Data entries
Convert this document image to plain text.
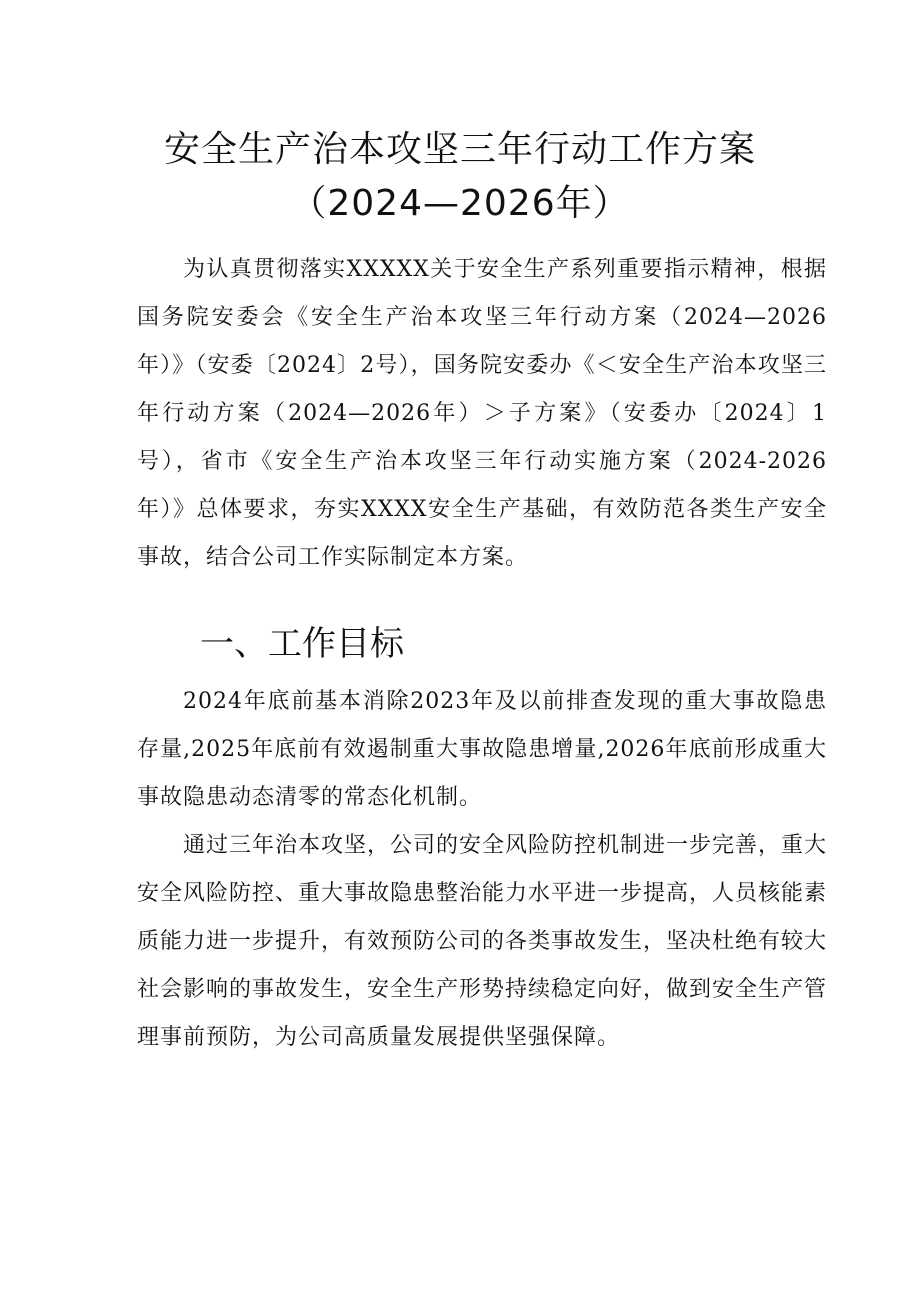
安全生产治本攻坚三年行动工作方案
（2024—2026年）

为认真贯彻落实XXXXX关于安全生产系列重要指示精神，根据国务院安委会《安全生产治本攻坚三年行动方案（2024—2026年）》（安委〔2024〕2号），国务院安委办《＜安全生产治本攻坚三年行动方案（2024—2026年）＞子方案》（安委办〔2024〕1号），省市《安全生产治本攻坚三年行动实施方案（2024-2026年）》总体要求，夯实XXXX安全生产基础，有效防范各类生产安全事故，结合公司工作实际制定本方案。

一、工作目标

2024年底前基本消除2023年及以前排查发现的重大事故隐患存量,2025年底前有效遏制重大事故隐患增量,2026年底前形成重大事故隐患动态清零的常态化机制。

通过三年治本攻坚，公司的安全风险防控机制进一步完善，重大安全风险防控、重大事故隐患整治能力水平进一步提高，人员核能素质能力进一步提升，有效预防公司的各类事故发生，坚决杜绝有较大社会影响的事故发生，安全生产形势持续稳定向好，做到安全生产管理事前预防，为公司高质量发展提供坚强保障。
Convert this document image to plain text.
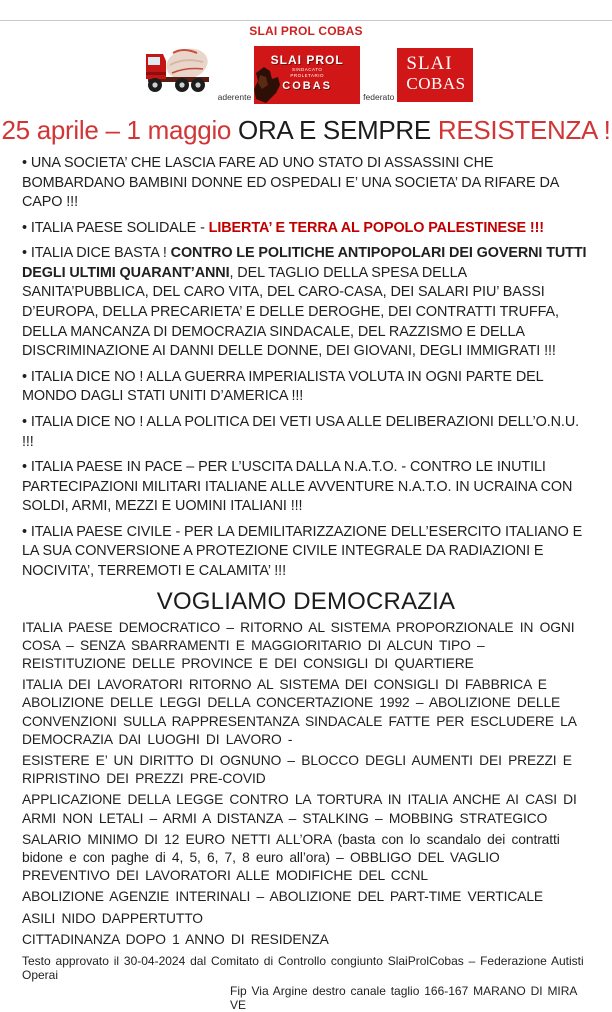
SLAI PROL COBAS
aderente
SLAI PROL
SINDACATO
PROLETARIO
COBAS
federato
SLAI
COBAS
25 aprile – 1 maggio ORA E SEMPRE RESISTENZA !

• UNA SOCIETA’ CHE LASCIA FARE AD UNO STATO DI ASSASSINI CHE BOMBARDANO BAMBINI DONNE ED OSPEDALI E’ UNA SOCIETA’ DA RIFARE DA CAPO !!!

• ITALIA PAESE SOLIDALE - LIBERTA’ E TERRA AL POPOLO PALESTINESE !!!

• ITALIA DICE BASTA ! CONTRO LE POLITICHE ANTIPOPOLARI DEI GOVERNI TUTTI DEGLI ULTIMI QUARANT’ANNI, DEL TAGLIO DELLA SPESA DELLA SANITA’PUBBLICA, DEL CARO VITA, DEL CARO-CASA, DEI SALARI PIU’ BASSI D’EUROPA, DELLA PRECARIETA’ E DELLE DEROGHE, DEI CONTRATTI TRUFFA, DELLA MANCANZA DI DEMOCRAZIA SINDACALE, DEL RAZZISMO E DELLA DISCRIMINAZIONE AI DANNI DELLE DONNE, DEI GIOVANI, DEGLI IMMIGRATI !!!

• ITALIA DICE NO ! ALLA GUERRA IMPERIALISTA VOLUTA IN OGNI PARTE DEL MONDO DAGLI STATI UNITI D’AMERICA !!!

• ITALIA DICE NO ! ALLA POLITICA DEI VETI USA ALLE DELIBERAZIONI DELL’O.N.U. !!!

• ITALIA PAESE IN PACE – PER L’USCITA DALLA N.A.T.O. - CONTRO LE INUTILI PARTECIPAZIONI MILITARI ITALIANE ALLE AVVENTURE N.A.T.O. IN UCRAINA CON SOLDI, ARMI, MEZZI E UOMINI ITALIANI !!!

• ITALIA PAESE CIVILE - PER LA DEMILITARIZZAZIONE DELL’ESERCITO ITALIANO E LA SUA CONVERSIONE A PROTEZIONE CIVILE INTEGRALE DA RADIAZIONI E NOCIVITA’, TERREMOTI E CALAMITA’ !!!

VOGLIAMO DEMOCRAZIA

ITALIA PAESE DEMOCRATICO – RITORNO AL SISTEMA PROPORZIONALE IN OGNI COSA – SENZA SBARRAMENTI E MAGGIORITARIO DI ALCUN TIPO – REISTITUZIONE DELLE PROVINCE E DEI CONSIGLI DI QUARTIERE

ITALIA DEI LAVORATORI RITORNO AL SISTEMA DEI CONSIGLI DI FABBRICA E ABOLIZIONE DELLE LEGGI DELLA CONCERTAZIONE 1992 – ABOLIZIONE DELLE CONVENZIONI SULLA RAPPRESENTANZA SINDACALE FATTE PER ESCLUDERE LA DEMOCRAZIA DAI LUOGHI DI LAVORO -

ESISTERE E’ UN DIRITTO DI OGNUNO – BLOCCO DEGLI AUMENTI DEI PREZZI E RIPRISTINO DEI PREZZI PRE-COVID

APPLICAZIONE DELLA LEGGE CONTRO LA TORTURA IN ITALIA ANCHE AI CASI DI ARMI NON LETALI – ARMI A DISTANZA – STALKING – MOBBING STRATEGICO

SALARIO MINIMO DI 12 EURO NETTI ALL’ORA (basta con lo scandalo dei contratti bidone e con paghe di 4, 5, 6, 7, 8 euro all’ora) – OBBLIGO DEL VAGLIO PREVENTIVO DEI LAVORATORI ALLE MODIFICHE DEL CCNL

ABOLIZIONE AGENZIE INTERINALI – ABOLIZIONE DEL PART-TIME VERTICALE

ASILI NIDO DAPPERTUTTO

CITTADINANZA DOPO 1 ANNO DI RESIDENZA

Testo approvato il 30-04-2024 dal Comitato di Controllo congiunto SlaiProlCobas – Federazione Autisti Operai
Fip Via Argine destro canale taglio 166-167 MARANO DI MIRA VE
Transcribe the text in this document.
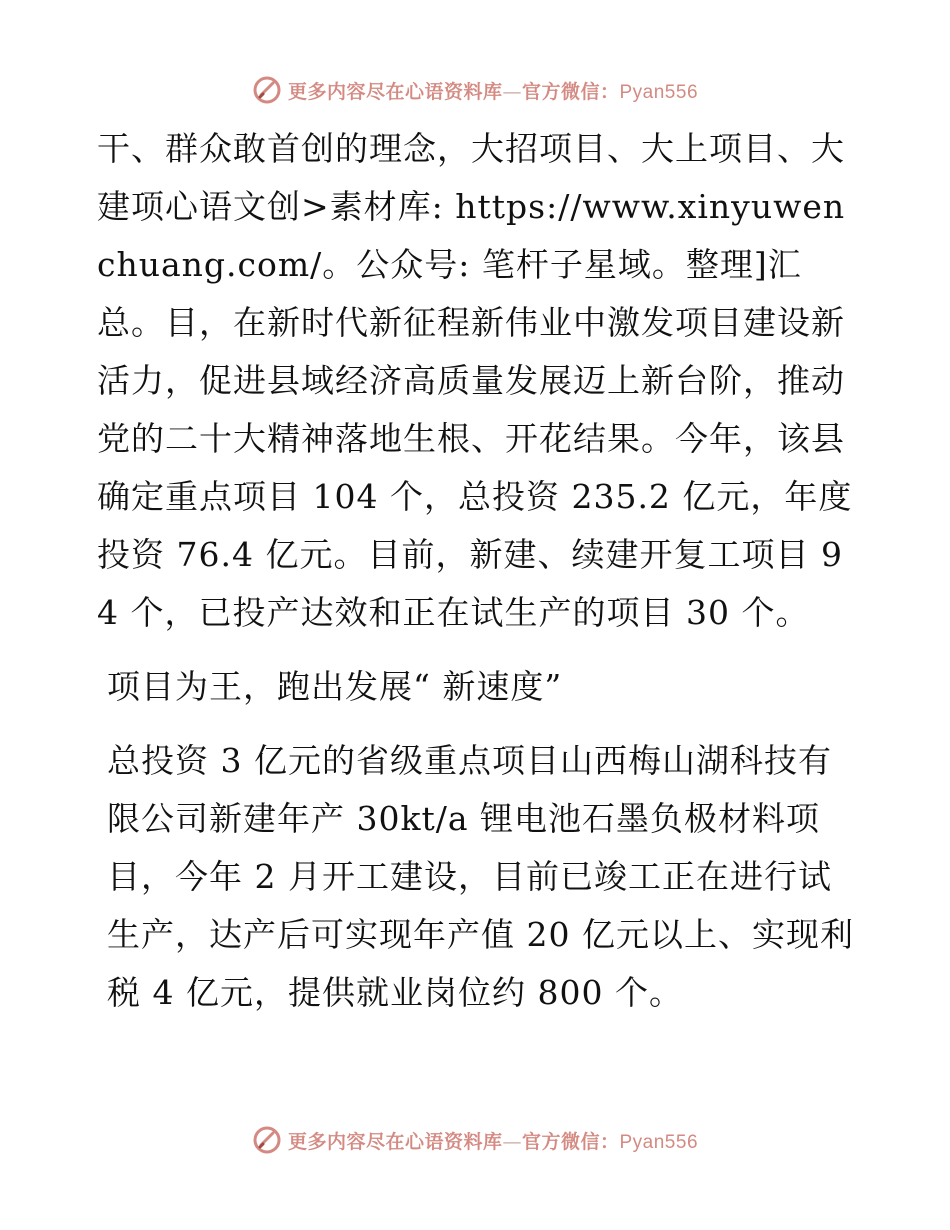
更多内容尽在心语资料库—官方微信：Pyan556

干、群众敢首创的理念，大招项目、大上项目、大建项心语文创>素材库: https://www.xinyuwenchuang.com/。公众号: 笔杆子星域。整理]汇总。目，在新时代新征程新伟业中激发项目建设新活力，促进县域经济高质量发展迈上新台阶，推动党的二十大精神落地生根、开花结果。今年，该县确定重点项目 104 个，总投资 235.2 亿元，年度投资 76.4 亿元。目前，新建、续建开复工项目 94 个，已投产达效和正在试生产的项目 30 个。

项目为王，跑出发展“ 新速度”

总投资 3 亿元的省级重点项目山西梅山湖科技有限公司新建年产 30kt/a 锂电池石墨负极材料项目，今年 2 月开工建设，目前已竣工正在进行试生产，达产后可实现年产值 20 亿元以上、实现利税 4 亿元，提供就业岗位约 800 个。

更多内容尽在心语资料库—官方微信：Pyan556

§ What is needed
In the records above, locate the lines holding the word "DEGLI". Copy each of them.

§ Result of this task
• ITALIA DICE BASTA ! CONTRO LE POLITICHE ANTIPOPOLARI DEI GOVERNI TUTTI DEGLI ULTIMI QUARANT’ANNI, DEL TAGLIO DELLA SPESA DELLA SANITA’PUBBLICA, DEL CARO VITA, DEL CARO-CASA, DEI SALARI PIU’ BASSI D’EUROPA, DELLA PRECARIETA’ E DELLE DEROGHE, DEI CONTRATTI TRUFFA, DELLA MANCANZA DI DEMOCRAZIA SINDACALE, DEL RAZZISMO E DELLA DISCRIMINAZIONE AI DANNI DELLE DONNE, DEI GIOVANI, DEGLI IMMIGRATI !!!
ESISTERE E’ UN DIRITTO DI OGNUNO – BLOCCO DEGLI AUMENTI DEI PREZZI E RIPRISTINO DEI PREZZI PRE-COVID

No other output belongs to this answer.